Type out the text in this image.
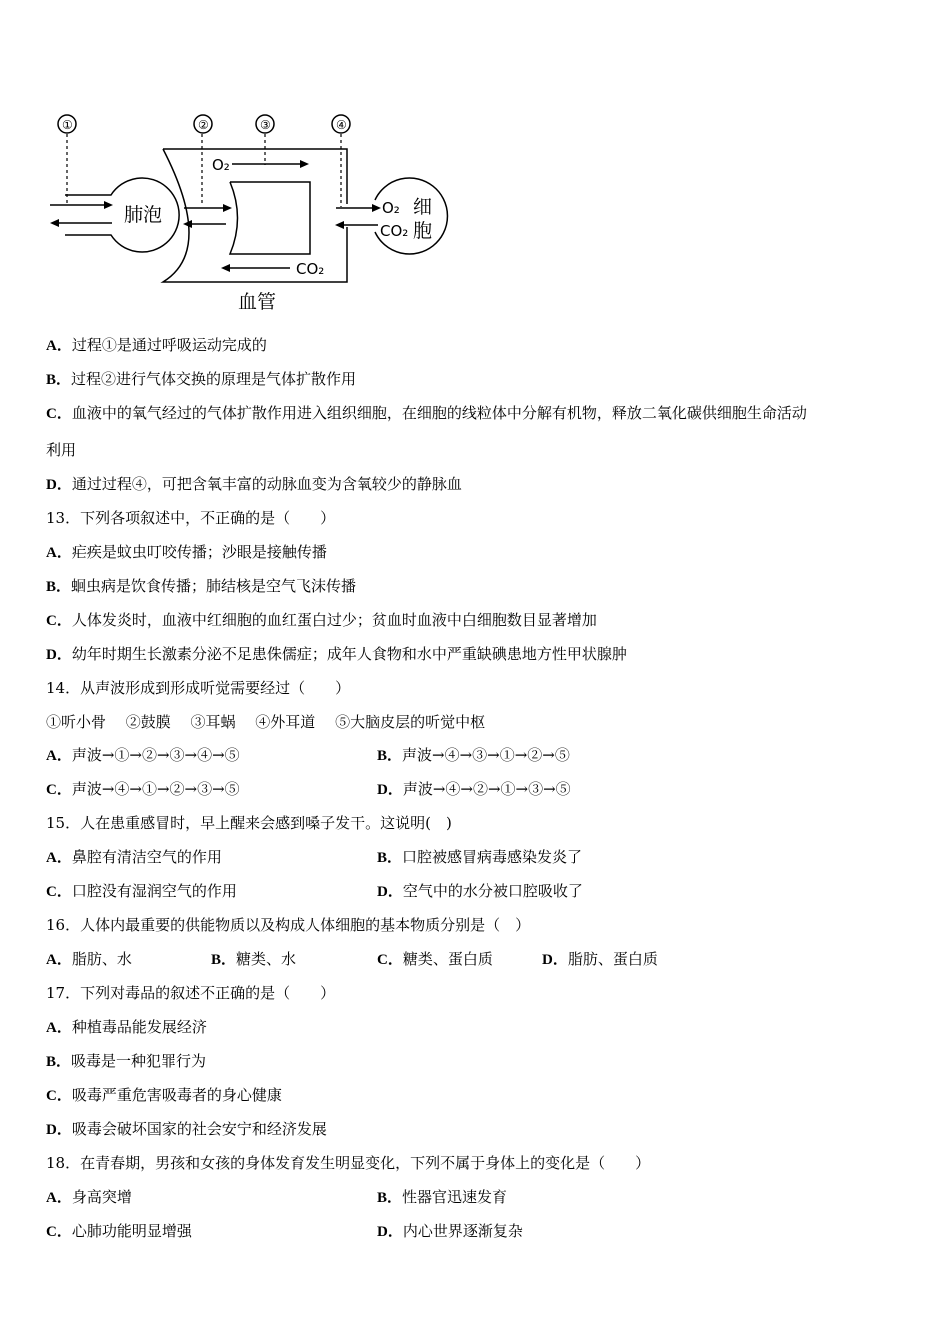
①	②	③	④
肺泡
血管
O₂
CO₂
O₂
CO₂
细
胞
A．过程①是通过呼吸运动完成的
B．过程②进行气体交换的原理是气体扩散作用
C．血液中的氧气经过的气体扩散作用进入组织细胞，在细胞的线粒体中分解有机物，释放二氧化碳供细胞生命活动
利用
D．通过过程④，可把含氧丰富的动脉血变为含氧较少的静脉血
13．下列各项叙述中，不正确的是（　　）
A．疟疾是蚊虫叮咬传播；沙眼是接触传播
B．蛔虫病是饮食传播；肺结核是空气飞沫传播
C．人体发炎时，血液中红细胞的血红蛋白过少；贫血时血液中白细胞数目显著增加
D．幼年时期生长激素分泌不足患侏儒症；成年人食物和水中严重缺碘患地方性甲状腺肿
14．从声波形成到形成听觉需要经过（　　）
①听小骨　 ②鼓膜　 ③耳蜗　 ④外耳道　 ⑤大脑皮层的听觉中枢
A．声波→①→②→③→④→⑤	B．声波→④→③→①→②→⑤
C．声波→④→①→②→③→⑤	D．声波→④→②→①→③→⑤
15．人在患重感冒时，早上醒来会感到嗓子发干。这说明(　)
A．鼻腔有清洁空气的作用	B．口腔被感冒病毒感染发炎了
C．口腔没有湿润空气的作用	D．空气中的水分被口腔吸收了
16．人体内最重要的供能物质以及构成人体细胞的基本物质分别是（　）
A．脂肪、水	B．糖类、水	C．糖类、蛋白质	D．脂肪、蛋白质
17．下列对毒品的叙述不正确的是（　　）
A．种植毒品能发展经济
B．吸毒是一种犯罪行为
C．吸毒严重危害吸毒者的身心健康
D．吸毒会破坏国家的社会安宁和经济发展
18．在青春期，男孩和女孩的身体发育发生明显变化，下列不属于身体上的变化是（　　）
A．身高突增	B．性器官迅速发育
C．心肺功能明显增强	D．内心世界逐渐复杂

------------------------------------------------------------

Goal: Repeat the listing in full and exactly. Do not include any images.

Answer:
Type out the text in this image.
①	②	③	④
肺泡
血管
O₂
CO₂
O₂
CO₂
细
胞
A．过程①是通过呼吸运动完成的
B．过程②进行气体交换的原理是气体扩散作用
C．血液中的氧气经过的气体扩散作用进入组织细胞，在细胞的线粒体中分解有机物，释放二氧化碳供细胞生命活动
利用
D．通过过程④，可把含氧丰富的动脉血变为含氧较少的静脉血
13．下列各项叙述中，不正确的是（　　）
A．疟疾是蚊虫叮咬传播；沙眼是接触传播
B．蛔虫病是饮食传播；肺结核是空气飞沫传播
C．人体发炎时，血液中红细胞的血红蛋白过少；贫血时血液中白细胞数目显著增加
D．幼年时期生长激素分泌不足患侏儒症；成年人食物和水中严重缺碘患地方性甲状腺肿
14．从声波形成到形成听觉需要经过（　　）
①听小骨　 ②鼓膜　 ③耳蜗　 ④外耳道　 ⑤大脑皮层的听觉中枢
A．声波→①→②→③→④→⑤	B．声波→④→③→①→②→⑤
C．声波→④→①→②→③→⑤	D．声波→④→②→①→③→⑤
15．人在患重感冒时，早上醒来会感到嗓子发干。这说明(　)
A．鼻腔有清洁空气的作用	B．口腔被感冒病毒感染发炎了
C．口腔没有湿润空气的作用	D．空气中的水分被口腔吸收了
16．人体内最重要的供能物质以及构成人体细胞的基本物质分别是（　）
A．脂肪、水	B．糖类、水	C．糖类、蛋白质	D．脂肪、蛋白质
17．下列对毒品的叙述不正确的是（　　）
A．种植毒品能发展经济
B．吸毒是一种犯罪行为
C．吸毒严重危害吸毒者的身心健康
D．吸毒会破坏国家的社会安宁和经济发展
18．在青春期，男孩和女孩的身体发育发生明显变化，下列不属于身体上的变化是（　　）
A．身高突增	B．性器官迅速发育
C．心肺功能明显增强	D．内心世界逐渐复杂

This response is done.